• _RAW DATA_
━━━━━━━━━━━━━━━━━━━━━━━━━━━━━━
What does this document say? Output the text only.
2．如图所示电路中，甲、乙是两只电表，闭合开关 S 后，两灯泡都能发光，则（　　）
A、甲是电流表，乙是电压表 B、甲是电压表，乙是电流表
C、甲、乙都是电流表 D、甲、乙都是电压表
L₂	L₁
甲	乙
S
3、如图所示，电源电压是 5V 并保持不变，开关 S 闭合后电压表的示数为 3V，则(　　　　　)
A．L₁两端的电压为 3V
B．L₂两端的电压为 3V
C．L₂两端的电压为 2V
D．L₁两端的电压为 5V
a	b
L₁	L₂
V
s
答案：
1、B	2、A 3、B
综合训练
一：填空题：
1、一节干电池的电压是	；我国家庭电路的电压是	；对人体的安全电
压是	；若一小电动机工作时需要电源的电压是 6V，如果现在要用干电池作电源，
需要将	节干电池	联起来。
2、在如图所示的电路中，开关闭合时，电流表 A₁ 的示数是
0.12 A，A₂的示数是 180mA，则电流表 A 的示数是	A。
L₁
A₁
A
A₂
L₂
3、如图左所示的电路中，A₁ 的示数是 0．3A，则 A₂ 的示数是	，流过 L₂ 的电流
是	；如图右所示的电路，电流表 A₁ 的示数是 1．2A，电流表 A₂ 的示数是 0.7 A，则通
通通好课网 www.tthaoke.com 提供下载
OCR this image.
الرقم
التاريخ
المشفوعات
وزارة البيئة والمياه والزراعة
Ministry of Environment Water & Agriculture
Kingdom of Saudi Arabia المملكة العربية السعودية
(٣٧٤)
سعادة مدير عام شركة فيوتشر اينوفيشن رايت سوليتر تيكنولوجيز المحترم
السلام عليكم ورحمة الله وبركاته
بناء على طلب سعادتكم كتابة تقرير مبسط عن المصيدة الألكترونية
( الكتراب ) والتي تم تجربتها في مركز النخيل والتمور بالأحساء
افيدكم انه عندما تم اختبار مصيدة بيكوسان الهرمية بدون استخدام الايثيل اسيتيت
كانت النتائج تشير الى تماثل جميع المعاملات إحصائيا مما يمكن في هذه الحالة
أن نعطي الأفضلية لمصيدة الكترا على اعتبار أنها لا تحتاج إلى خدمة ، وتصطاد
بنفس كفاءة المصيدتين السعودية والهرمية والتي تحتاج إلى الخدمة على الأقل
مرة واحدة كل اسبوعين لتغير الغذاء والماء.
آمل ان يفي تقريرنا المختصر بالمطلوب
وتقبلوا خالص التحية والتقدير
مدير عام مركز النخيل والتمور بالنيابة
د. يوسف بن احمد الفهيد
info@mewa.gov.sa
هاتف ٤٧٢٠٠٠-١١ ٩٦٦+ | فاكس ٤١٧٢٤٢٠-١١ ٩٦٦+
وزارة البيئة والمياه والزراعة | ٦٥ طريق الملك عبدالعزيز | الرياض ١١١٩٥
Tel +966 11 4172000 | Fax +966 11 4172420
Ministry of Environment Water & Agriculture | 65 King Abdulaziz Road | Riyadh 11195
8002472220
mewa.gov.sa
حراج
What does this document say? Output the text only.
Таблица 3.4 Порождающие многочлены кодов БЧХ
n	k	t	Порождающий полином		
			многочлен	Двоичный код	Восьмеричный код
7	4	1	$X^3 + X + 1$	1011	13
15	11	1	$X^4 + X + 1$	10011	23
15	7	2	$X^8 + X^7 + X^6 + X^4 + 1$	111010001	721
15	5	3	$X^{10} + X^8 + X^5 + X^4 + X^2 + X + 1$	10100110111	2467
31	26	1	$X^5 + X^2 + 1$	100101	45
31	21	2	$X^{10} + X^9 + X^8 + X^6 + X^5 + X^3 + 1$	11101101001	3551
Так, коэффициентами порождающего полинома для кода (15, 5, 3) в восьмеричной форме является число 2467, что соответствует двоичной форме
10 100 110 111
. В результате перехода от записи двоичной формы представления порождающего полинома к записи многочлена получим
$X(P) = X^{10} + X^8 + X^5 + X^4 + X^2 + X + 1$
━━━━━━━━━━━━━━━━━━━━━━━━━━━━━━
• _PROBLEM REQUIREMENTS_
Report each line of the material above where the word "порождающего" appears.

• _WRITTEN ANSWER_
Так, коэффициентами порождающего полинома для кода (15, 5, 3) в восьмеричной форме является число 2467, что соответствует двоичной форме
. В результате перехода от записи двоичной формы представления порождающего полинома к записи многочлена получим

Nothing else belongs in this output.